WORK INSTRUCTIONS. Exclude the pictures, then repeat the remaining data exactly.

[Records about charts and figures]
————

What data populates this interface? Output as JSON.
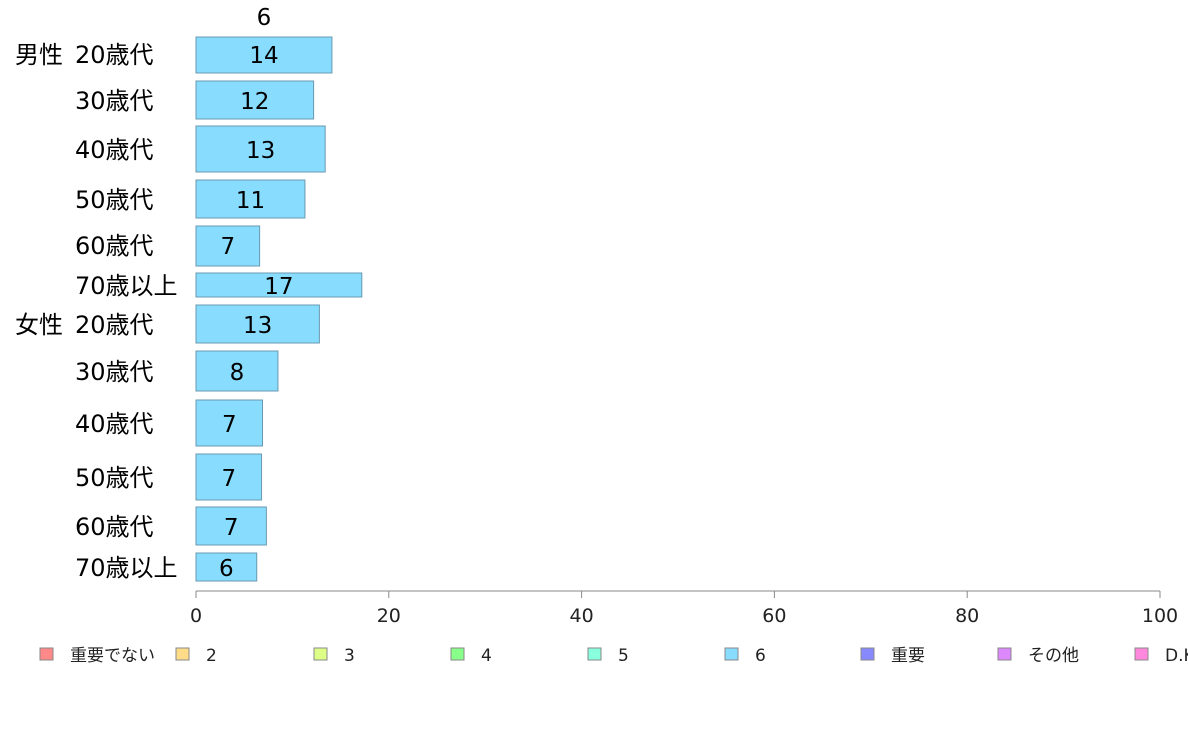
{
  "chart_data": {
    "type": "bar",
    "orientation": "horizontal",
    "stacked": true,
    "top_label": "6",
    "groups": [
      {
        "name": "男性",
        "rows": [
          {
            "category": "20歳代",
            "value": 14
          },
          {
            "category": "30歳代",
            "value": 12
          },
          {
            "category": "40歳代",
            "value": 13
          },
          {
            "category": "50歳代",
            "value": 11
          },
          {
            "category": "60歳代",
            "value": 7
          },
          {
            "category": "70歳以上",
            "value": 17
          }
        ]
      },
      {
        "name": "女性",
        "rows": [
          {
            "category": "20歳代",
            "value": 13
          },
          {
            "category": "30歳代",
            "value": 8
          },
          {
            "category": "40歳代",
            "value": 7
          },
          {
            "category": "50歳代",
            "value": 7
          },
          {
            "category": "60歳代",
            "value": 7
          },
          {
            "category": "70歳以上",
            "value": 6
          }
        ]
      }
    ],
    "precise_values": [
      14.1,
      12.2,
      13.4,
      11.3,
      6.6,
      17.2,
      12.8,
      8.5,
      6.9,
      6.8,
      7.3,
      6.3
    ],
    "shown_series": "6",
    "bar_color": "#88ddff",
    "bar_border": "#6a98b0",
    "xlim": [
      0,
      100
    ],
    "xticks": [
      0,
      20,
      40,
      60,
      80,
      100
    ],
    "grid": false,
    "legend_position": "bottom",
    "legend": [
      {
        "name": "重要でない",
        "color": "#ff8888"
      },
      {
        "name": "2",
        "color": "#ffdd88"
      },
      {
        "name": "3",
        "color": "#ddff88"
      },
      {
        "name": "4",
        "color": "#88ff88"
      },
      {
        "name": "5",
        "color": "#88ffdd"
      },
      {
        "name": "6",
        "color": "#88ddff"
      },
      {
        "name": "重要",
        "color": "#8888ff"
      },
      {
        "name": "その他",
        "color": "#dd88ff"
      },
      {
        "name": "D.K",
        "color": "#ff88dd"
      }
    ]
  }
}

————

RESULT OF THIS TASK.
What data populates this interface? Output as JSON.
{
  "chart_data": {
    "type": "bar",
    "orientation": "horizontal",
    "stacked": true,
    "top_label": "6",
    "groups": [
      {
        "name": "男性",
        "rows": [
          {
            "category": "20歳代",
            "value": 14
          },
          {
            "category": "30歳代",
            "value": 12
          },
          {
            "category": "40歳代",
            "value": 13
          },
          {
            "category": "50歳代",
            "value": 11
          },
          {
            "category": "60歳代",
            "value": 7
          },
          {
            "category": "70歳以上",
            "value": 17
          }
        ]
      },
      {
        "name": "女性",
        "rows": [
          {
            "category": "20歳代",
            "value": 13
          },
          {
            "category": "30歳代",
            "value": 8
          },
          {
            "category": "40歳代",
            "value": 7
          },
          {
            "category": "50歳代",
            "value": 7
          },
          {
            "category": "60歳代",
            "value": 7
          },
          {
            "category": "70歳以上",
            "value": 6
          }
        ]
      }
    ],
    "precise_values": [
      14.1,
      12.2,
      13.4,
      11.3,
      6.6,
      17.2,
      12.8,
      8.5,
      6.9,
      6.8,
      7.3,
      6.3
    ],
    "shown_series": "6",
    "bar_color": "#88ddff",
    "bar_border": "#6a98b0",
    "xlim": [
      0,
      100
    ],
    "xticks": [
      0,
      20,
      40,
      60,
      80,
      100
    ],
    "grid": false,
    "legend_position": "bottom",
    "legend": [
      {
        "name": "重要でない",
        "color": "#ff8888"
      },
      {
        "name": "2",
        "color": "#ffdd88"
      },
      {
        "name": "3",
        "color": "#ddff88"
      },
      {
        "name": "4",
        "color": "#88ff88"
      },
      {
        "name": "5",
        "color": "#88ffdd"
      },
      {
        "name": "6",
        "color": "#88ddff"
      },
      {
        "name": "重要",
        "color": "#8888ff"
      },
      {
        "name": "その他",
        "color": "#dd88ff"
      },
      {
        "name": "D.K",
        "color": "#ff88dd"
      }
    ]
  }
}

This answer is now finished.